Requirements:
Pick out every line holding the string "Imitation" and copy it.

Saved entries

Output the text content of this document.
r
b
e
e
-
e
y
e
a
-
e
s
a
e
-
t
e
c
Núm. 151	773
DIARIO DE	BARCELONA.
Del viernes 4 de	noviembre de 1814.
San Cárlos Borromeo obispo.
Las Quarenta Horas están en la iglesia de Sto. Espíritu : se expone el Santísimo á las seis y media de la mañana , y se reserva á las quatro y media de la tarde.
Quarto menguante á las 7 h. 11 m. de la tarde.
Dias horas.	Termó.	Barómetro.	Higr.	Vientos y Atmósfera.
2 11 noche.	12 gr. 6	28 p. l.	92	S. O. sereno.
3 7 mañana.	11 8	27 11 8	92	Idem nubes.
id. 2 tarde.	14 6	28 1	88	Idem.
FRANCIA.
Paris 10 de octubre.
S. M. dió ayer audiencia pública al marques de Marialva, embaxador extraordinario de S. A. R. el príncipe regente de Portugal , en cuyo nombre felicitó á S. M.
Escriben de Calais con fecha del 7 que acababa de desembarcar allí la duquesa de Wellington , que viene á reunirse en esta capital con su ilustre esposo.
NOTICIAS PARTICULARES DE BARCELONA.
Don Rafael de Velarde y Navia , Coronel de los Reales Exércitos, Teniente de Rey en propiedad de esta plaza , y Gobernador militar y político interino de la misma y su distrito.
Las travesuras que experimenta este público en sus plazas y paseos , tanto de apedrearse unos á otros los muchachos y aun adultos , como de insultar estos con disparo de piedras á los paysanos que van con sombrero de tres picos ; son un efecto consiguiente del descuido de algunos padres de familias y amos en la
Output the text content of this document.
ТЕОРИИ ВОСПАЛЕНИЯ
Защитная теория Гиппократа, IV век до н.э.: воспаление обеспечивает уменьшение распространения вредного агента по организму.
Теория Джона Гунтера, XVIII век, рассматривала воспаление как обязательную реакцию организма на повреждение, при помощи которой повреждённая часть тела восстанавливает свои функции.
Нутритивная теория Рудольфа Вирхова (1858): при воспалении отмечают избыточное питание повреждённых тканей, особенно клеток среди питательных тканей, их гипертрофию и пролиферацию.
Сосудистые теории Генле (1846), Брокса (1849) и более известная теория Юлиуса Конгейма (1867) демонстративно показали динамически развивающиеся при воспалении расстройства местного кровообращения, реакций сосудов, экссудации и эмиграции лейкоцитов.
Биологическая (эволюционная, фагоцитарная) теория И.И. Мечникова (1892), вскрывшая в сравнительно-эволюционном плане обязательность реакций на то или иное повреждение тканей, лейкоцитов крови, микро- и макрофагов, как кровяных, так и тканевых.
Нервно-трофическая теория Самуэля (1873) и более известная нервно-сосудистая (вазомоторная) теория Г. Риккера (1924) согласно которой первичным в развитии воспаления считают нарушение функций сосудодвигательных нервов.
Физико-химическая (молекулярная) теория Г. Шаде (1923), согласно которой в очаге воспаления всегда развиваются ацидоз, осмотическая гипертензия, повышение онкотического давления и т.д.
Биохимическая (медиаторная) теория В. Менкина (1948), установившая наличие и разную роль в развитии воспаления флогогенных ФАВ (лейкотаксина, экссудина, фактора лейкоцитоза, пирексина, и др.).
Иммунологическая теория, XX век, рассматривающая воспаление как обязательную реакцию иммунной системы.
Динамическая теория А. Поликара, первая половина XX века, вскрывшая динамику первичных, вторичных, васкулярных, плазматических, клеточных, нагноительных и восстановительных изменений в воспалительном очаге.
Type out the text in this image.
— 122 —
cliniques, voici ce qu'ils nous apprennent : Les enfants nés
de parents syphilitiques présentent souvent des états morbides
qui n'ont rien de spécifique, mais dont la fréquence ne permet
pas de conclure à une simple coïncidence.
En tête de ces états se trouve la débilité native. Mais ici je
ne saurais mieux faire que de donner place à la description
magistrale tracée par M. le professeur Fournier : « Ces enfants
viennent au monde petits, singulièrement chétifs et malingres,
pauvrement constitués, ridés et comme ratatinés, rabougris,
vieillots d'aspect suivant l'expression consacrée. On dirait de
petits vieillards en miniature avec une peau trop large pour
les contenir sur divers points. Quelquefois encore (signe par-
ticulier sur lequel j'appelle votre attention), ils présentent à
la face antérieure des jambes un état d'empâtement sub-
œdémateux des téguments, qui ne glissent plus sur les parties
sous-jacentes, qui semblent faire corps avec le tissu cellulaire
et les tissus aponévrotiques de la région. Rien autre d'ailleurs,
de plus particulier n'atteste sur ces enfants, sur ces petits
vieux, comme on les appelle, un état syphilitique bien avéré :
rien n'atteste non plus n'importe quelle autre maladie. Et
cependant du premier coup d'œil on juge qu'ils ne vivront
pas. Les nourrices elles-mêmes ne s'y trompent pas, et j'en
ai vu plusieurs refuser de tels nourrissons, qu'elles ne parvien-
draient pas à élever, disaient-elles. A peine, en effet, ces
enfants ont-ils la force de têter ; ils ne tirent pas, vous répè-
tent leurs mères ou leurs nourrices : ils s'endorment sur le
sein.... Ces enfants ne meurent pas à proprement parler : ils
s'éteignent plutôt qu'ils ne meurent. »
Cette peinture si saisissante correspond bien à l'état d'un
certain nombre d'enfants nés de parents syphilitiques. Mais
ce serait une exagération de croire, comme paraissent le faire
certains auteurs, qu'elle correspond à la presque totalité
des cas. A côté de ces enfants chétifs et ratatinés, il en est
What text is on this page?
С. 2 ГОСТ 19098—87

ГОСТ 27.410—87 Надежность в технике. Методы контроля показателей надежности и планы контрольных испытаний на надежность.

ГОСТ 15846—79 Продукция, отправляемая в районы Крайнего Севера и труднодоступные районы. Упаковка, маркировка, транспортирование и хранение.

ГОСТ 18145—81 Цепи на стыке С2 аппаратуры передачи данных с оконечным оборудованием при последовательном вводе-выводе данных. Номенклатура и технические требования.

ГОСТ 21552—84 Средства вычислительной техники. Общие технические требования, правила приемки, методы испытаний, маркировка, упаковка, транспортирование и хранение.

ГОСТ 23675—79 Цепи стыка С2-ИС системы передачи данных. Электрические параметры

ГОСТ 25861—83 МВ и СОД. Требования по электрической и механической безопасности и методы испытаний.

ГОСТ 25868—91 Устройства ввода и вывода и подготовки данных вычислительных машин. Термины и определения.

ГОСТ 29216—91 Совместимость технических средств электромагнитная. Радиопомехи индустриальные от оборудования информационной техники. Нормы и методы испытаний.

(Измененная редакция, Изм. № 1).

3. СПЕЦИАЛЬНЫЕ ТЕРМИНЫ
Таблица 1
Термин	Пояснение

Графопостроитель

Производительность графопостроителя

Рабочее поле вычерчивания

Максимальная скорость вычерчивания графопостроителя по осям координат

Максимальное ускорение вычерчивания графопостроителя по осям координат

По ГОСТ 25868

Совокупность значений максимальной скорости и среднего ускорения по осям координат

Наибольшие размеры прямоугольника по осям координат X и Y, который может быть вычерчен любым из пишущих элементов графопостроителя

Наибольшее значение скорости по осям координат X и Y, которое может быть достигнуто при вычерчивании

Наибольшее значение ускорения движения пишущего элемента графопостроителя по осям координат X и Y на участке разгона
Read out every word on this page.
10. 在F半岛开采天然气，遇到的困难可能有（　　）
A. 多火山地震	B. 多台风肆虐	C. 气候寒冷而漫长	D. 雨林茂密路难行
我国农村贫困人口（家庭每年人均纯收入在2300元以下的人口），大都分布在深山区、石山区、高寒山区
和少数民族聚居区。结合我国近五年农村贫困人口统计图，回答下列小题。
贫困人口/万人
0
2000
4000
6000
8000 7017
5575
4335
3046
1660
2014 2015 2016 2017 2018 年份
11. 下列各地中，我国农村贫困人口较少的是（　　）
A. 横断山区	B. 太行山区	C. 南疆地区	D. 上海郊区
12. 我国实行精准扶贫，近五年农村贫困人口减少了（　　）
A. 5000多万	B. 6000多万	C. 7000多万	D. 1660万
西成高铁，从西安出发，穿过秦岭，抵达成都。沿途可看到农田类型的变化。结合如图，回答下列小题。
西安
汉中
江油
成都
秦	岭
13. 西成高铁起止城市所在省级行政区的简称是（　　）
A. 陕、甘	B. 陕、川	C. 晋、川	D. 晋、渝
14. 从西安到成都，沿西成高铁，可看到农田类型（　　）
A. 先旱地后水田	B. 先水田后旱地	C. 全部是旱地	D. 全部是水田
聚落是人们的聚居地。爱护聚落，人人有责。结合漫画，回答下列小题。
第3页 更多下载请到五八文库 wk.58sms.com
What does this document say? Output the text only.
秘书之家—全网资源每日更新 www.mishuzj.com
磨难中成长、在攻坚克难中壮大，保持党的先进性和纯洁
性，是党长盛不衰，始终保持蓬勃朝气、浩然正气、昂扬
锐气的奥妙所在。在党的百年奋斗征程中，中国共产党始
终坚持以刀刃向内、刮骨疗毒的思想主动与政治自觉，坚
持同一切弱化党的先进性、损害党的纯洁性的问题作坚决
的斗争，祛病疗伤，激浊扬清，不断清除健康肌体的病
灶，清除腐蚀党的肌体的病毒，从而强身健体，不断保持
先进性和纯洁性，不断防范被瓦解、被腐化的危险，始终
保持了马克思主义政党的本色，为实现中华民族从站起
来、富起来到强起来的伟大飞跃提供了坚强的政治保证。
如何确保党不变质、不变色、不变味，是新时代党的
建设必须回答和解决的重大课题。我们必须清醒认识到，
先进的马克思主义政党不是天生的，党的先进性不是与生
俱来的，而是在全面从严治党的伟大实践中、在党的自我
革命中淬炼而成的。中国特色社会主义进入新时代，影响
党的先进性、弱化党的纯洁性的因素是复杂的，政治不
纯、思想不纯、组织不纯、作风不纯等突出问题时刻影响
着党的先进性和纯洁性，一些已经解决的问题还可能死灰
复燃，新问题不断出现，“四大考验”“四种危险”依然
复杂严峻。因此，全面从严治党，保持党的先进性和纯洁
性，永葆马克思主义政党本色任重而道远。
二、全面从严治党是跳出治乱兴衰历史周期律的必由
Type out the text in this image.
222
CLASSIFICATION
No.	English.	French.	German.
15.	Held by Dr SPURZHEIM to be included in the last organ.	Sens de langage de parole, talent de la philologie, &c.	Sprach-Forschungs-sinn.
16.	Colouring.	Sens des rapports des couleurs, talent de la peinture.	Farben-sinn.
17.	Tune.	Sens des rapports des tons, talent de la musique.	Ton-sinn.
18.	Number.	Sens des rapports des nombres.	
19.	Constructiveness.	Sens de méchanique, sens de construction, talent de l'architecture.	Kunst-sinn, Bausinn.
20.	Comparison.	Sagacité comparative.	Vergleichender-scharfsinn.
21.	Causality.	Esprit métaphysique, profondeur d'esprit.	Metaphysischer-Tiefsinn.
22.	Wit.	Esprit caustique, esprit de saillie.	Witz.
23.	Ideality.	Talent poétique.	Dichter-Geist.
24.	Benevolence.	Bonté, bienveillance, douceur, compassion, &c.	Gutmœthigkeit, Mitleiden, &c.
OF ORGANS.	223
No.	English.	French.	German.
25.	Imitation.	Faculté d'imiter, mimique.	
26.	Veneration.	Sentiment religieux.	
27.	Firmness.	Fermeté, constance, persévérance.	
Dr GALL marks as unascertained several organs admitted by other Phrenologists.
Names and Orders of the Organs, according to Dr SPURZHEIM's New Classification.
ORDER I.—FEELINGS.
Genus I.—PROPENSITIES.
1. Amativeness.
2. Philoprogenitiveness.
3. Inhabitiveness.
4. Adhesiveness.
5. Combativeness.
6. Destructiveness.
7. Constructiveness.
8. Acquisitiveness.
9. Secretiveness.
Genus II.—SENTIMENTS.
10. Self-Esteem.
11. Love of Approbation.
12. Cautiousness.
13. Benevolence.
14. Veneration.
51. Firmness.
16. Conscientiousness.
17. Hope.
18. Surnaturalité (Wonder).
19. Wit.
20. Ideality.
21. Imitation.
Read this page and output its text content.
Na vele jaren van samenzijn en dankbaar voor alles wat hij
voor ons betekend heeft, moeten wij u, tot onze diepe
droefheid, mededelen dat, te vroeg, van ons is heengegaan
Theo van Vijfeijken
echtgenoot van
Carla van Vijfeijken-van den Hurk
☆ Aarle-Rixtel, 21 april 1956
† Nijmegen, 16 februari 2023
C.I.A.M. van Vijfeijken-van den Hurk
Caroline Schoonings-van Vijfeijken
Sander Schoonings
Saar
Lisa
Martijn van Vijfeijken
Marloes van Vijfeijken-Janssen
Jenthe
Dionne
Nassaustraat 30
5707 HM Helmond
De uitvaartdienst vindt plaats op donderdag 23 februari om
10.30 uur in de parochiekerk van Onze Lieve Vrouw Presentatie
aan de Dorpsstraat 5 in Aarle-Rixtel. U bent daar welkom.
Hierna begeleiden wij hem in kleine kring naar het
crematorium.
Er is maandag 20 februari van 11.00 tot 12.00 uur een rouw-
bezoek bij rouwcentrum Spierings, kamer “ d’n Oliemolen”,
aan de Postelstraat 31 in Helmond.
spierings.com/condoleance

Exercise output:
25.	Imitation.	Faculté d'imiter, mimique.	
21. Imitation.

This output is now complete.